• DESCRIPTION OF THE TASK
Check every line below for the string "relative", and copy the lines that contain it.

• DATASET EXCERPTS
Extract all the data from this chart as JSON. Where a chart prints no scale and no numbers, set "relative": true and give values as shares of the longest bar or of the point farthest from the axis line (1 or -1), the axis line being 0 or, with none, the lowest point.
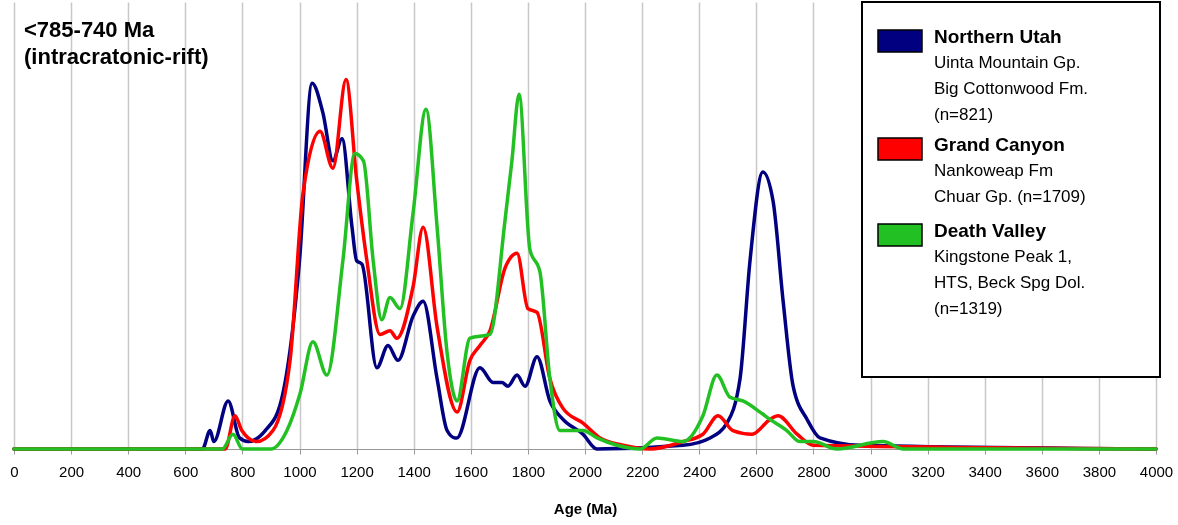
{
  "chart_data": {
    "type": "line",
    "title": "<785-740 Ma\n(intracratonic-rift)",
    "xlabel": "Age (Ma)",
    "relative": true,
    "xlim": [
      0,
      4000
    ],
    "xticks": [
      0,
      200,
      400,
      600,
      800,
      1000,
      1200,
      1400,
      1600,
      1800,
      2000,
      2200,
      2400,
      2600,
      2800,
      3000,
      3200,
      3400,
      3600,
      3800,
      4000
    ],
    "grid": "x",
    "legend": "top right",
    "line_style": "solid",
    "marker": "none",
    "annotations": [
      "Uinta Mountain Gp.\nBig Cottonwood Fm.\n(n=821)",
      "Nankoweap Fm\nChuar Gp. (n=1709)",
      "Kingstone Peak 1,\nHTS, Beck Spg Dol.\n(n=1319)"
    ],
    "series": [
      {
        "name": "Northern Utah",
        "color": "#000080",
        "x": [
          0,
          660,
          687,
          700,
          750,
          790,
          820,
          880,
          932,
          1000,
          1044,
          1082,
          1117,
          1149,
          1184,
          1200,
          1219,
          1271,
          1310,
          1345,
          1398,
          1433,
          1482,
          1517,
          1545,
          1551,
          1632,
          1678,
          1709,
          1730,
          1762,
          1790,
          1832,
          1877,
          1923,
          1993,
          2042,
          2343,
          2438,
          2497,
          2543,
          2578,
          2623,
          2659,
          2694,
          2729,
          2778,
          2823,
          2963,
          4000
        ],
        "values": [
          0,
          0,
          0.05,
          0.02,
          0.13,
          0.03,
          0.02,
          0.05,
          0.12,
          0.51,
          0.99,
          0.91,
          0.78,
          0.84,
          0.6,
          0.51,
          0.5,
          0.22,
          0.28,
          0.24,
          0.36,
          0.4,
          0.19,
          0.05,
          0.03,
          0.03,
          0.22,
          0.18,
          0.18,
          0.17,
          0.2,
          0.17,
          0.25,
          0.13,
          0.08,
          0.04,
          0,
          0.01,
          0.03,
          0.07,
          0.19,
          0.51,
          0.75,
          0.67,
          0.4,
          0.17,
          0.08,
          0.03,
          0.01,
          0
        ]
      },
      {
        "name": "Grand Canyon",
        "color": "#ff0000",
        "x": [
          0,
          740,
          774,
          798,
          850,
          907,
          967,
          1012,
          1072,
          1117,
          1163,
          1200,
          1236,
          1282,
          1317,
          1341,
          1398,
          1433,
          1482,
          1552,
          1597,
          1632,
          1667,
          1720,
          1762,
          1800,
          1832,
          1877,
          1923,
          1993,
          2053,
          2133,
          2228,
          2343,
          2413,
          2466,
          2518,
          2585,
          2648,
          2676,
          2743,
          2800,
          4000
        ],
        "values": [
          0,
          0,
          0.09,
          0.05,
          0.02,
          0.05,
          0.24,
          0.69,
          0.86,
          0.76,
          1,
          0.73,
          0.51,
          0.31,
          0.32,
          0.3,
          0.44,
          0.6,
          0.33,
          0.1,
          0.24,
          0.28,
          0.32,
          0.49,
          0.53,
          0.38,
          0.37,
          0.19,
          0.11,
          0.07,
          0.03,
          0.01,
          0,
          0.02,
          0.04,
          0.09,
          0.05,
          0.04,
          0.08,
          0.09,
          0.04,
          0.01,
          0
        ]
      },
      {
        "name": "Death Valley",
        "color": "#22c022",
        "x": [
          0,
          730,
          767,
          800,
          900,
          956,
          1002,
          1047,
          1096,
          1152,
          1194,
          1224,
          1258,
          1288,
          1317,
          1352,
          1398,
          1443,
          1482,
          1517,
          1552,
          1597,
          1667,
          1720,
          1744,
          1769,
          1807,
          1842,
          1877,
          1912,
          1993,
          2042,
          2112,
          2193,
          2252,
          2343,
          2413,
          2462,
          2508,
          2553,
          2613,
          2648,
          2707,
          2753,
          2800,
          2883,
          3044,
          3115,
          4000
        ],
        "values": [
          0,
          0,
          0.04,
          0,
          0,
          0.05,
          0.15,
          0.29,
          0.2,
          0.51,
          0.8,
          0.78,
          0.51,
          0.35,
          0.41,
          0.38,
          0.64,
          0.92,
          0.6,
          0.26,
          0.13,
          0.3,
          0.31,
          0.62,
          0.78,
          0.96,
          0.54,
          0.48,
          0.19,
          0.05,
          0.05,
          0.03,
          0.01,
          0,
          0.03,
          0.02,
          0.09,
          0.2,
          0.14,
          0.13,
          0.1,
          0.08,
          0.05,
          0.02,
          0.02,
          0,
          0.02,
          0,
          0
        ]
      }
    ]
  }
}
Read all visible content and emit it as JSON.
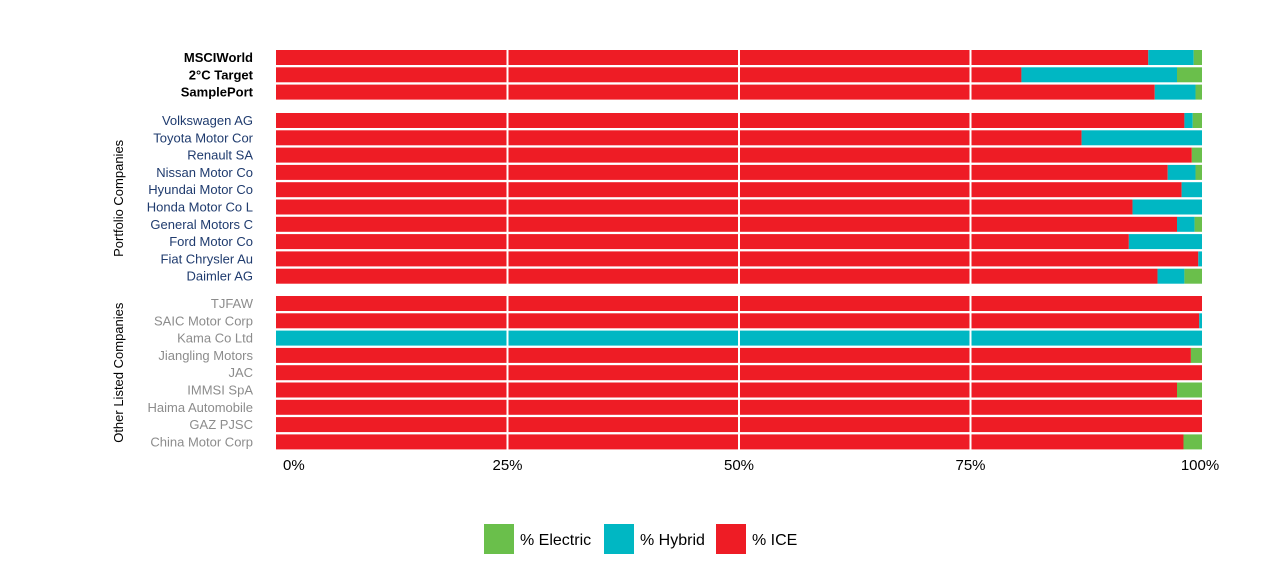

• WRITTEN REPLY
Extract all the data from this chart as JSON. Where a chart prints no scale and no numbers, set "relative": true and give values as shares of the longest bar or of the point farthest from the axis line (1 or -1), the axis line being 0 or, with none, the lowest point.
    "relative": true,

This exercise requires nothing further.